Count the lines in the items below that contain the string "가정하였다", and give only the number.

-- BEGIN RECORDS FOR THIS EXERCISE --

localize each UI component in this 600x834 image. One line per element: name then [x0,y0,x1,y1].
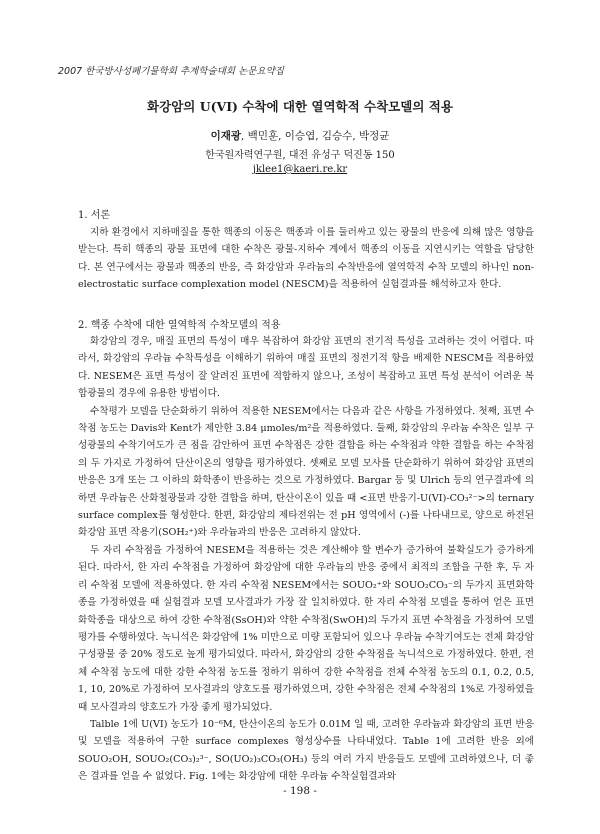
section-2-heading: 2. 핵종 수착에 대한 열역학적 수착모델의 적용 [78,320,281,331]
author-list [0,128,600,143]
co-authors: , 백민훈, 이승엽, 김승수, 박정균 [241,130,390,142]
paper-title: 화강암의 U(VI) 수착에 대한 열역학적 수착모델의 적용 [147,99,453,114]
running-header: 2007 한국방사성폐기물학회 추계학술대회 논문요약집 [58,66,284,77]
section-2-paragraph-3: 두 자리 수착점을 가정하여 NESEM을 적용하는 것은 계산해야 할 변수가 증가하여 불확실도가 증가하게 된다. 따라서, 한 자리 수착점을 가정하여 화강암에 대한 우라늄의 반응 중에서 최적의 조합을 구한 후, 두 자리 수착점 모델에 적용하였다. 한 자리 수착점 NESEM에서는 SOUO₂⁺와 SOUO₂CO₃⁻의 두가지 표면화학종을 가정하였을 때 실험결과 모델 모사결과가 가장 잘 일치하였다. 한 자리 수착점 모델을 통하여 얻은 표면화학종을 대상으로 하여 강한 수착점(SsOH)와 약한 수착점(SwOH)의 두가지 표면 수착점을 가정하여 모델 평가를 수행하였다. 녹니석은 화강암에 1% 미만으로 미량 포함되어 있으나 우라늄 수착기여도는 전체 화강암 구성광물 중 20% 정도로 높게 평가되었다. 따라서, 화강암의 강한 수착점을 녹니석으로 가정하였다. 한편, 전체 수착점 농도에 대한 강한 수착점 농도를 정하기 위하여 강한 수착점을 전체 수착점 농도의 0.1, 0.2, 0.5, 1, 10, 20%로 가정하여 모사결과의 양호도를 평가하였으며, 강한 수착점은 전체 수착점의 1%로 가정하였을 때 모사결과의 양호도가 가장 좋게 평가되었다. [78,544,534,713]
section-2-body [78,333,534,786]
section-1-paragraph-1: 지하 환경에서 지하매질을 통한 핵종의 이동은 핵종과 이를 둘러싸고 있는 광물의 반응에 의해 많은 영향을 받는다. 특히 핵종의 광물 표면에 대한 수착은 광물-지하수 계에서 핵종의 이동을 지연시키는 역할을 담당한다. 본 연구에서는 광물과 핵종의 반응, 즉 화강암과 우라늄의 수착반응에 열역학적 수착 모델의 하나인 non-electrostatic surface complexation model (NESCM)을 적용하여 실험결과를 해석하고자 한다. [78,227,534,291]
affiliation: 한국원자력연구원, 대전 유성구 덕진동 150 [205,150,395,161]
section-2-paragraph-2: 수착평가 모델을 단순화하기 위하여 적용한 NESEM에서는 다음과 같은 사항을 가정하였다. 첫째, 표면 수착점 농도는 Davis와 Kent가 제안한 3.84 μmoles/m²을 적용하였다. 둘째, 화강암의 우라늄 수착은 일부 구성광물의 수착기여도가 큰 점을 감안하여 표면 수착점은 강한 결합을 하는 수착점과 약한 결합을 하는 수착점의 두 가지로 가정하여 단산이온의 영향을 평가하였다. 셋째로 모델 모사를 단순화하기 위하여 화강암 표면의 반응은 3개 또는 그 이하의 화학종이 반응하는 것으로 가정하였다. Bargar 등 및 Ulrich 등의 연구결과에 의하면 우라늄은 산화철광물과 강한 결합을 하며, 탄산이온이 있을 때 <표면 반응기-U(VI)-CO₃²⁻>의 ternary surface complex를 형성한다. 한편, 화강암의 제타전위는 전 pH 영역에서 (-)를 나타내므로, 양으로 하전된 화강암 표면 작용기(SOH₂⁺)와 우라늄과의 반응은 고려하지 않았다. [78,405,534,539]
author-email: jklee1@kaeri.re.kr [252,164,348,175]
section-2-paragraph-1: 화강암의 경우, 매질 표면의 특성이 매우 복잡하여 화강암 표면의 전기적 특성을 고려하는 것이 어렵다. 따라서, 화강암의 우라늄 수착특성을 이해하기 위하여 매질 표면의 정전기적 항을 배제한 NESCM을 적용하였다. NESEM은 표면 특성이 잘 알려진 표면에 적합하지 않으나, 조성이 복잡하고 표면 특성 분석이 어려운 복합광물의 경우에 유용한 방법이다. [78,336,534,400]
section-1-heading: 1. 서론 [78,210,111,221]
section-1-body [78,224,534,294]
first-author: 이재광 [210,130,241,142]
page-number: - 198 - [283,785,317,797]
section-2-paragraph-4: Talble 1에 U(VI) 농도가 10⁻⁶M, 탄산이온의 농도가 0.01M 일 때, 고려한 우라늄과 화강암의 표면 반응 및 모델을 적용하여 구한 surface complexes 형성상수를 나타내었다. Table 1에 고려한 반응 외에 SOUO₂OH, SOUO₂(CO₃)₂³⁻, SO(UO₂)₃CO₃(OH₃) 등의 여러 가지 반응들도 모델에 고려하였으나, 더 좋은 결과를 얻을 수 없었다. Fig. 1에는 화강암에 대한 우라늄 수착실험결과와 [78,718,534,783]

-- END RECORDS FOR THIS EXERCISE --

### FINAL RESULT
2